» TASK INSTRUCTIONS:
The records that follow are to be repeated exactly, with the pictures removed.

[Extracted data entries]

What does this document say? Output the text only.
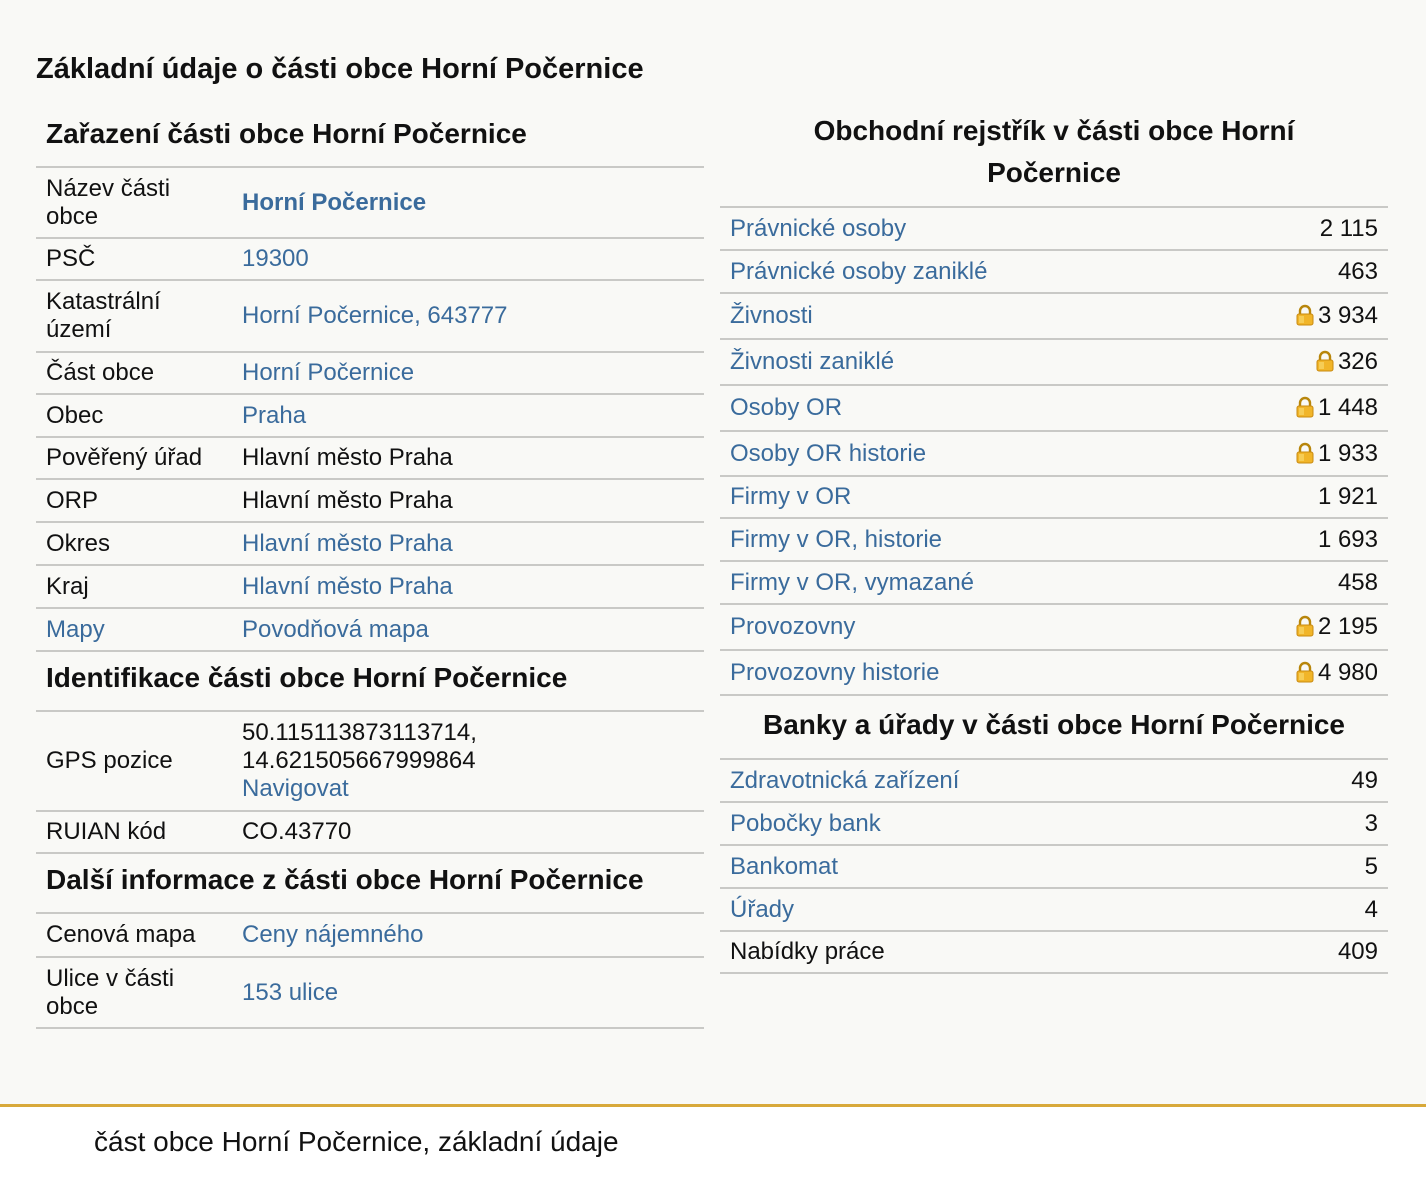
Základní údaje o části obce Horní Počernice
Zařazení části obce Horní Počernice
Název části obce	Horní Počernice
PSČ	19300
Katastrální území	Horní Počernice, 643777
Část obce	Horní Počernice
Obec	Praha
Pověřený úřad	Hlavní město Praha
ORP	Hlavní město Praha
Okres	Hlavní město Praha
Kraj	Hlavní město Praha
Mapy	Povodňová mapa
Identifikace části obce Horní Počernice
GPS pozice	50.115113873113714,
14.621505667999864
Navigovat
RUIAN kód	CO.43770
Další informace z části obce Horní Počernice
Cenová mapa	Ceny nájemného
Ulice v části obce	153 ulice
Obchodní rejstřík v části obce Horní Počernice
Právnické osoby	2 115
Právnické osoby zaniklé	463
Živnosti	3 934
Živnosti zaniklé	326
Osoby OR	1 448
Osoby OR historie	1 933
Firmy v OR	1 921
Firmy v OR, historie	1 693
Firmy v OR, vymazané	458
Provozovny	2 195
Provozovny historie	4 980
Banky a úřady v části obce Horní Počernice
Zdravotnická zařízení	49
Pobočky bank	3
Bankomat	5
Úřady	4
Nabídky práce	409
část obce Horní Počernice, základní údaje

» IN RESPONSE:
What does this document say? Output the text only.
Základní údaje o části obce Horní Počernice
Zařazení části obce Horní Počernice
Název části obce	Horní Počernice
PSČ	19300
Katastrální území	Horní Počernice, 643777
Část obce	Horní Počernice
Obec	Praha
Pověřený úřad	Hlavní město Praha
ORP	Hlavní město Praha
Okres	Hlavní město Praha
Kraj	Hlavní město Praha
Mapy	Povodňová mapa
Identifikace části obce Horní Počernice
GPS pozice	50.115113873113714,
14.621505667999864
Navigovat
RUIAN kód	CO.43770
Další informace z části obce Horní Počernice
Cenová mapa	Ceny nájemného
Ulice v části obce	153 ulice
Obchodní rejstřík v části obce Horní Počernice
Právnické osoby	2 115
Právnické osoby zaniklé	463
Živnosti	3 934
Živnosti zaniklé	326
Osoby OR	1 448
Osoby OR historie	1 933
Firmy v OR	1 921
Firmy v OR, historie	1 693
Firmy v OR, vymazané	458
Provozovny	2 195
Provozovny historie	4 980
Banky a úřady v části obce Horní Počernice
Zdravotnická zařízení	49
Pobočky bank	3
Bankomat	5
Úřady	4
Nabídky práce	409
část obce Horní Počernice, základní údaje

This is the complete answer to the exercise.